**What is expected:**
Send back the entries below exactly as they appear.

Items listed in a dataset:
^^^^^^^^

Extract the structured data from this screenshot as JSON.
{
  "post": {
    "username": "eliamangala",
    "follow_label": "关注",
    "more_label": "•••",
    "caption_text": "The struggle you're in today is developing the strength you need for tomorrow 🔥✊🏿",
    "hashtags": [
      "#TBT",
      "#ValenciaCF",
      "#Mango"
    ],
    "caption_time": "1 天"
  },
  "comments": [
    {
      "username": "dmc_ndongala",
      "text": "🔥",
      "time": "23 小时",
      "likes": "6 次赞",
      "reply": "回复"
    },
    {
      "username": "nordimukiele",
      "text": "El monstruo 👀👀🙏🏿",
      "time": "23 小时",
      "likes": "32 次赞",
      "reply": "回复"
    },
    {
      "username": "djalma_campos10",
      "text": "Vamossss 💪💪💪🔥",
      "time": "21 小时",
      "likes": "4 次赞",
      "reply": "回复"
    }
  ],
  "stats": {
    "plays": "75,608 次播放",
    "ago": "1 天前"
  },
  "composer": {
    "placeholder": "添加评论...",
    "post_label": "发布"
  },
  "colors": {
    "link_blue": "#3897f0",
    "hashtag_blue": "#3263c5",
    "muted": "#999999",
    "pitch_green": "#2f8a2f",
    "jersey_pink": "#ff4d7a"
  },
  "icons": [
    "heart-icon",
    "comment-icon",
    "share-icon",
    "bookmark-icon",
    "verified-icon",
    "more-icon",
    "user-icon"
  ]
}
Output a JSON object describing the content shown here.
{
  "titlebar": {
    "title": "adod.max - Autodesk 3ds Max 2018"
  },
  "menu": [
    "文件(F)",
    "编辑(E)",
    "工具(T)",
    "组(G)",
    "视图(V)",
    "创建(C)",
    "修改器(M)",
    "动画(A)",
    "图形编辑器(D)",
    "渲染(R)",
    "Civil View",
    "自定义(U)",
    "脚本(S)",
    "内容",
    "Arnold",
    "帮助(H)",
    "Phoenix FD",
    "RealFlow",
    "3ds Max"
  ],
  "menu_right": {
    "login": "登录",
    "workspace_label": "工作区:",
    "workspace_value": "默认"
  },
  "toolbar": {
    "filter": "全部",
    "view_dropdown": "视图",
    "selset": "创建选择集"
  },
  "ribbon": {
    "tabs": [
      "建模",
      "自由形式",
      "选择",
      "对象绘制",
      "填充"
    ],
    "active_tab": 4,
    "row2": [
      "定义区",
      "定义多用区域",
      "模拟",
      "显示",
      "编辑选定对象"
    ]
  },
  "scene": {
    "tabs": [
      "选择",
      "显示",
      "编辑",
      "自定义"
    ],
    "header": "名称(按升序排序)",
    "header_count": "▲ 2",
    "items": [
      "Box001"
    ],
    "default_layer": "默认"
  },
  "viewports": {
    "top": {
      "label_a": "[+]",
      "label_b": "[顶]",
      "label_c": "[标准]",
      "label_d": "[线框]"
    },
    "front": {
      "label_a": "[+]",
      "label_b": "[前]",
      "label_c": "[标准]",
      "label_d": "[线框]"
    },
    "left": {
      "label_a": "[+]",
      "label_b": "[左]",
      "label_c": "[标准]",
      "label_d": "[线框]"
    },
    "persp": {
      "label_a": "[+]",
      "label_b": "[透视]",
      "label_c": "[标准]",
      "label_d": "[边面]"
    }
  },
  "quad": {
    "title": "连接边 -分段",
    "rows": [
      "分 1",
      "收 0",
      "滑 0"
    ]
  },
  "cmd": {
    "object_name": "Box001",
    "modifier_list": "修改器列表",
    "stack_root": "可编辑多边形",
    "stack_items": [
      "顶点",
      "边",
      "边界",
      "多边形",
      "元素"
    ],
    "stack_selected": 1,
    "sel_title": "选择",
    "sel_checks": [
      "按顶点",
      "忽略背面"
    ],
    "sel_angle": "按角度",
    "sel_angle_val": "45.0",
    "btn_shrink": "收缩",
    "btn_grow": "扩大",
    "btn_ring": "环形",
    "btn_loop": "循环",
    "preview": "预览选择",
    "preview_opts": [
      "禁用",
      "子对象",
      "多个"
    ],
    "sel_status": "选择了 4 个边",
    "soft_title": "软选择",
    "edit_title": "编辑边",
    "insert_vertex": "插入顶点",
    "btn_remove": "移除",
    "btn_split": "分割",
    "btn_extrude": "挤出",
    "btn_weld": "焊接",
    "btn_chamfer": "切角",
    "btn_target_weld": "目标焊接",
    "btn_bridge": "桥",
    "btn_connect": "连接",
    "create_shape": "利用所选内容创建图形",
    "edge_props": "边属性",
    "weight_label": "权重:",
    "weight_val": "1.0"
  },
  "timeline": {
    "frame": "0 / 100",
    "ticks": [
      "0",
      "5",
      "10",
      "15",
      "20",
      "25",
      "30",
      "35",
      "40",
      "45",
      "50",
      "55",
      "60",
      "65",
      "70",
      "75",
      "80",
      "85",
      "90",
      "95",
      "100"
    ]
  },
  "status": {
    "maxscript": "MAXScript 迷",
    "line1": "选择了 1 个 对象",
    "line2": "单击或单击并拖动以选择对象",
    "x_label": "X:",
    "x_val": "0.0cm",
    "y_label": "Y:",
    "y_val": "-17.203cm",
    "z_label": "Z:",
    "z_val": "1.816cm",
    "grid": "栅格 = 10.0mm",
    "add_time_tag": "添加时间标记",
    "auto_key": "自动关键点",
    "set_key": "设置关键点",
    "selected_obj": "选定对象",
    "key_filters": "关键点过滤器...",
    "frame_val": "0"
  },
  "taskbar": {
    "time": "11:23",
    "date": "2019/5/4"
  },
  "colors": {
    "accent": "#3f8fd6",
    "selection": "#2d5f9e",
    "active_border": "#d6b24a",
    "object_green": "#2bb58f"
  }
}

^^^^^^^^

**Written response:**
Extract the structured data from this screenshot as JSON.
{
  "post": {
    "username": "eliamangala",
    "follow_label": "关注",
    "more_label": "•••",
    "caption_text": "The struggle you're in today is developing the strength you need for tomorrow 🔥✊🏿",
    "hashtags": [
      "#TBT",
      "#ValenciaCF",
      "#Mango"
    ],
    "caption_time": "1 天"
  },
  "comments": [
    {
      "username": "dmc_ndongala",
      "text": "🔥",
      "time": "23 小时",
      "likes": "6 次赞",
      "reply": "回复"
    },
    {
      "username": "nordimukiele",
      "text": "El monstruo 👀👀🙏🏿",
      "time": "23 小时",
      "likes": "32 次赞",
      "reply": "回复"
    },
    {
      "username": "djalma_campos10",
      "text": "Vamossss 💪💪💪🔥",
      "time": "21 小时",
      "likes": "4 次赞",
      "reply": "回复"
    }
  ],
  "stats": {
    "plays": "75,608 次播放",
    "ago": "1 天前"
  },
  "composer": {
    "placeholder": "添加评论...",
    "post_label": "发布"
  },
  "colors": {
    "link_blue": "#3897f0",
    "hashtag_blue": "#3263c5",
    "muted": "#999999",
    "pitch_green": "#2f8a2f",
    "jersey_pink": "#ff4d7a"
  },
  "icons": [
    "heart-icon",
    "comment-icon",
    "share-icon",
    "bookmark-icon",
    "verified-icon",
    "more-icon",
    "user-icon"
  ]
}
Output a JSON object describing the content shown here.
{
  "titlebar": {
    "title": "adod.max - Autodesk 3ds Max 2018"
  },
  "menu": [
    "文件(F)",
    "编辑(E)",
    "工具(T)",
    "组(G)",
    "视图(V)",
    "创建(C)",
    "修改器(M)",
    "动画(A)",
    "图形编辑器(D)",
    "渲染(R)",
    "Civil View",
    "自定义(U)",
    "脚本(S)",
    "内容",
    "Arnold",
    "帮助(H)",
    "Phoenix FD",
    "RealFlow",
    "3ds Max"
  ],
  "menu_right": {
    "login": "登录",
    "workspace_label": "工作区:",
    "workspace_value": "默认"
  },
  "toolbar": {
    "filter": "全部",
    "view_dropdown": "视图",
    "selset": "创建选择集"
  },
  "ribbon": {
    "tabs": [
      "建模",
      "自由形式",
      "选择",
      "对象绘制",
      "填充"
    ],
    "active_tab": 4,
    "row2": [
      "定义区",
      "定义多用区域",
      "模拟",
      "显示",
      "编辑选定对象"
    ]
  },
  "scene": {
    "tabs": [
      "选择",
      "显示",
      "编辑",
      "自定义"
    ],
    "header": "名称(按升序排序)",
    "header_count": "▲ 2",
    "items": [
      "Box001"
    ],
    "default_layer": "默认"
  },
  "viewports": {
    "top": {
      "label_a": "[+]",
      "label_b": "[顶]",
      "label_c": "[标准]",
      "label_d": "[线框]"
    },
    "front": {
      "label_a": "[+]",
      "label_b": "[前]",
      "label_c": "[标准]",
      "label_d": "[线框]"
    },
    "left": {
      "label_a": "[+]",
      "label_b": "[左]",
      "label_c": "[标准]",
      "label_d": "[线框]"
    },
    "persp": {
      "label_a": "[+]",
      "label_b": "[透视]",
      "label_c": "[标准]",
      "label_d": "[边面]"
    }
  },
  "quad": {
    "title": "连接边 -分段",
    "rows": [
      "分 1",
      "收 0",
      "滑 0"
    ]
  },
  "cmd": {
    "object_name": "Box001",
    "modifier_list": "修改器列表",
    "stack_root": "可编辑多边形",
    "stack_items": [
      "顶点",
      "边",
      "边界",
      "多边形",
      "元素"
    ],
    "stack_selected": 1,
    "sel_title": "选择",
    "sel_checks": [
      "按顶点",
      "忽略背面"
    ],
    "sel_angle": "按角度",
    "sel_angle_val": "45.0",
    "btn_shrink": "收缩",
    "btn_grow": "扩大",
    "btn_ring": "环形",
    "btn_loop": "循环",
    "preview": "预览选择",
    "preview_opts": [
      "禁用",
      "子对象",
      "多个"
    ],
    "sel_status": "选择了 4 个边",
    "soft_title": "软选择",
    "edit_title": "编辑边",
    "insert_vertex": "插入顶点",
    "btn_remove": "移除",
    "btn_split": "分割",
    "btn_extrude": "挤出",
    "btn_weld": "焊接",
    "btn_chamfer": "切角",
    "btn_target_weld": "目标焊接",
    "btn_bridge": "桥",
    "btn_connect": "连接",
    "create_shape": "利用所选内容创建图形",
    "edge_props": "边属性",
    "weight_label": "权重:",
    "weight_val": "1.0"
  },
  "timeline": {
    "frame": "0 / 100",
    "ticks": [
      "0",
      "5",
      "10",
      "15",
      "20",
      "25",
      "30",
      "35",
      "40",
      "45",
      "50",
      "55",
      "60",
      "65",
      "70",
      "75",
      "80",
      "85",
      "90",
      "95",
      "100"
    ]
  },
  "status": {
    "maxscript": "MAXScript 迷",
    "line1": "选择了 1 个 对象",
    "line2": "单击或单击并拖动以选择对象",
    "x_label": "X:",
    "x_val": "0.0cm",
    "y_label": "Y:",
    "y_val": "-17.203cm",
    "z_label": "Z:",
    "z_val": "1.816cm",
    "grid": "栅格 = 10.0mm",
    "add_time_tag": "添加时间标记",
    "auto_key": "自动关键点",
    "set_key": "设置关键点",
    "selected_obj": "选定对象",
    "key_filters": "关键点过滤器...",
    "frame_val": "0"
  },
  "taskbar": {
    "time": "11:23",
    "date": "2019/5/4"
  },
  "colors": {
    "accent": "#3f8fd6",
    "selection": "#2d5f9e",
    "active_border": "#d6b24a",
    "object_green": "#2bb58f"
  }
}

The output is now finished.